START SUPPLIED RECORDS
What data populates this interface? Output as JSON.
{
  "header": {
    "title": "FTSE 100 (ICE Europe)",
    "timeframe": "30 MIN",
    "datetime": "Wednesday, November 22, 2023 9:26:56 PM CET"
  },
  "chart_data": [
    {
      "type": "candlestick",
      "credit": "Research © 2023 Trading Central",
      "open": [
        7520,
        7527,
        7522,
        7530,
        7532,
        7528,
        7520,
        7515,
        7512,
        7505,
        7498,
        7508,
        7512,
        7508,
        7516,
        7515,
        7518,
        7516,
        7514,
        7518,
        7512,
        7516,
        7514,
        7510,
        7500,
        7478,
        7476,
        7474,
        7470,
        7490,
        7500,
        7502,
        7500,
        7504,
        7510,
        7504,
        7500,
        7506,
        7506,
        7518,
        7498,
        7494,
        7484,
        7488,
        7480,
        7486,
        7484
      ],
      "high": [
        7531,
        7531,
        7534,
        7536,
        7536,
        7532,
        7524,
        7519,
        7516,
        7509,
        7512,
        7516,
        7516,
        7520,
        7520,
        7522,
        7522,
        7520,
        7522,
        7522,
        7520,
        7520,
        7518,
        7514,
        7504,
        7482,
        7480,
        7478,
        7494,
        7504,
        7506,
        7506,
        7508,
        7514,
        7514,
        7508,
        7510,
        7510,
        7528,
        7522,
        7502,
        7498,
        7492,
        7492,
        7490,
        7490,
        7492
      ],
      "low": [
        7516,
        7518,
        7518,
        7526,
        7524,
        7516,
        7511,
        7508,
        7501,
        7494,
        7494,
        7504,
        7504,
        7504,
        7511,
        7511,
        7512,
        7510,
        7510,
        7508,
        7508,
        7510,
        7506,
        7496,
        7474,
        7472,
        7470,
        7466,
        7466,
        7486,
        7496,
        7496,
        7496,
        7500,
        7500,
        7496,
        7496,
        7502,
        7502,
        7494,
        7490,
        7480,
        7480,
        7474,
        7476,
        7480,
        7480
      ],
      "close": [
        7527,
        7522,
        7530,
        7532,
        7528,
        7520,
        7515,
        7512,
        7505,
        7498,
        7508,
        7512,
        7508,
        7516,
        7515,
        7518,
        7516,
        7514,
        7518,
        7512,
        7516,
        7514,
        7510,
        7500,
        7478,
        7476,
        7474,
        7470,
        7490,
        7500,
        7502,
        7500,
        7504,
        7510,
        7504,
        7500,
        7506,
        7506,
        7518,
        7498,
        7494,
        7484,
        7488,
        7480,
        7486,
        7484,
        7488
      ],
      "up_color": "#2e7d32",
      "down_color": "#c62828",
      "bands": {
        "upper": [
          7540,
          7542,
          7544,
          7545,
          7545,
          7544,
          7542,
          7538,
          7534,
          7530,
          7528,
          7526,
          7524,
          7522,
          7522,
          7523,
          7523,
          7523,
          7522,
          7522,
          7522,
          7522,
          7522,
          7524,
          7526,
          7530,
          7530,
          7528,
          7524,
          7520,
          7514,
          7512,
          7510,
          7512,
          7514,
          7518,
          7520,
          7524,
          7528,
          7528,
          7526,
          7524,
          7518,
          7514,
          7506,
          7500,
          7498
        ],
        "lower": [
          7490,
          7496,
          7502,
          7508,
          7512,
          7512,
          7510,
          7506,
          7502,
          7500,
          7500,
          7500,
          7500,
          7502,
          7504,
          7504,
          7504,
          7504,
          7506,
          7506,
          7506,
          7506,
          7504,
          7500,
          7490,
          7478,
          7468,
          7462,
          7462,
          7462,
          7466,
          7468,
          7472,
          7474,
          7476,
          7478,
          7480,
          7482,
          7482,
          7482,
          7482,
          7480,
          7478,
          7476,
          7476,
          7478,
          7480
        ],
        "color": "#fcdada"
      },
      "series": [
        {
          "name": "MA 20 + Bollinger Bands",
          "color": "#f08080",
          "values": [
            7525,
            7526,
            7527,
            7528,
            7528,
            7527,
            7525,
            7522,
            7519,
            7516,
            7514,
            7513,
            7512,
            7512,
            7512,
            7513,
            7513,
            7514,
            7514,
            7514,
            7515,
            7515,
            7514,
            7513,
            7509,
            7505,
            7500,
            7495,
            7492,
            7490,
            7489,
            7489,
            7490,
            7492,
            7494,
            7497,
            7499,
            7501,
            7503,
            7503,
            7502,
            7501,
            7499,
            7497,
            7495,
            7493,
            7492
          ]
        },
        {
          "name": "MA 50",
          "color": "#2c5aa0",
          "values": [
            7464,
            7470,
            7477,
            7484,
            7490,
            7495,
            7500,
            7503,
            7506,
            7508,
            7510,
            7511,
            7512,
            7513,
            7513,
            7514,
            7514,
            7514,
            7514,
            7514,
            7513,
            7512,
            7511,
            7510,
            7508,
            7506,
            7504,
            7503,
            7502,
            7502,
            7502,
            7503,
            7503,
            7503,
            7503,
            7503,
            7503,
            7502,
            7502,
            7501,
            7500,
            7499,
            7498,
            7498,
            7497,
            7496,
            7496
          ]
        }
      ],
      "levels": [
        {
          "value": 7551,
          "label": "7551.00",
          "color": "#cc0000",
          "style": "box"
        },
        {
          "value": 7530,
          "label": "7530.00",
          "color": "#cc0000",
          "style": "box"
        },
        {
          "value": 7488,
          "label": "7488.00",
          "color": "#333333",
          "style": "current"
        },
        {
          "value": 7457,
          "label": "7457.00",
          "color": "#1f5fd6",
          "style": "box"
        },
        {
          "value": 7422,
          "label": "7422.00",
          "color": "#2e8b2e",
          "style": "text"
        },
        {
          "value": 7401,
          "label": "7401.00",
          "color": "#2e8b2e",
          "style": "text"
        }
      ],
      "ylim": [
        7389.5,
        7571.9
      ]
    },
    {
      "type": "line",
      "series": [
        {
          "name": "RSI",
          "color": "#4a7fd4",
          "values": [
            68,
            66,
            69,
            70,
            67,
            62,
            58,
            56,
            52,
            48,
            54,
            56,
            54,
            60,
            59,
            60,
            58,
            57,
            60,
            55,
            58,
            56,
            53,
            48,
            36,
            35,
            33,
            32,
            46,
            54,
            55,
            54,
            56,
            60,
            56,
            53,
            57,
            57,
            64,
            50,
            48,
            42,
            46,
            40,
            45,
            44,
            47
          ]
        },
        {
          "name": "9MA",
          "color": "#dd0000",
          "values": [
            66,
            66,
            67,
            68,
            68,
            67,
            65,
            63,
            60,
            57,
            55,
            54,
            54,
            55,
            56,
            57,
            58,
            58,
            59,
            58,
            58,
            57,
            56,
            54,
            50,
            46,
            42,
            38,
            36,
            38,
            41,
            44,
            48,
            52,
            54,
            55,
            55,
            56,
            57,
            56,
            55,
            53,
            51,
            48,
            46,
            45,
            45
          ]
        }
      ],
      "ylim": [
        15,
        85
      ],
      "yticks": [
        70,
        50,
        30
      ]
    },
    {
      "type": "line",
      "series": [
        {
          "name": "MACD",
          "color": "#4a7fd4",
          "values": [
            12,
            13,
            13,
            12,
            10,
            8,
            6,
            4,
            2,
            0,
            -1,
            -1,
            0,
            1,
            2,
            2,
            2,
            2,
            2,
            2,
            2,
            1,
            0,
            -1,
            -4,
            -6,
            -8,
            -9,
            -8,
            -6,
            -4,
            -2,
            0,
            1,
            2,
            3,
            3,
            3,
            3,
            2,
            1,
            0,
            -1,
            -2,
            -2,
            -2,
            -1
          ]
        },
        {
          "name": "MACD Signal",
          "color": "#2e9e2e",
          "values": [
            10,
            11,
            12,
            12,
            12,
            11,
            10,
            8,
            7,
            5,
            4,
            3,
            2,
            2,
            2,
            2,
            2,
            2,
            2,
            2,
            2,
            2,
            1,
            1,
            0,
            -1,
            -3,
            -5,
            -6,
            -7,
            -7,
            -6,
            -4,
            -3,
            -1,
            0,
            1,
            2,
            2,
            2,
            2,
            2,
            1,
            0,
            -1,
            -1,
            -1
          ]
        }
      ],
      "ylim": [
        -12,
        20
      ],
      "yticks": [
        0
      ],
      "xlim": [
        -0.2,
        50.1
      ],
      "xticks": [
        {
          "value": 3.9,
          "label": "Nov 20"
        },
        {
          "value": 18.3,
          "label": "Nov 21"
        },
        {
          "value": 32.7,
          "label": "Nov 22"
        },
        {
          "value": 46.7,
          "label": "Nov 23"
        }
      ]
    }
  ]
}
END SUPPLIED RECORDS
### DIRECTIONS
Go through the entries and return each line where the word "label" appears.

### FINISHED ANSWER
          "label": "7551.00",
          "label": "7530.00",
          "label": "7488.00",
          "label": "7457.00",
          "label": "7422.00",
          "label": "7401.00",
          "label": "Nov 20"
          "label": "Nov 21"
          "label": "Nov 22"
          "label": "Nov 23"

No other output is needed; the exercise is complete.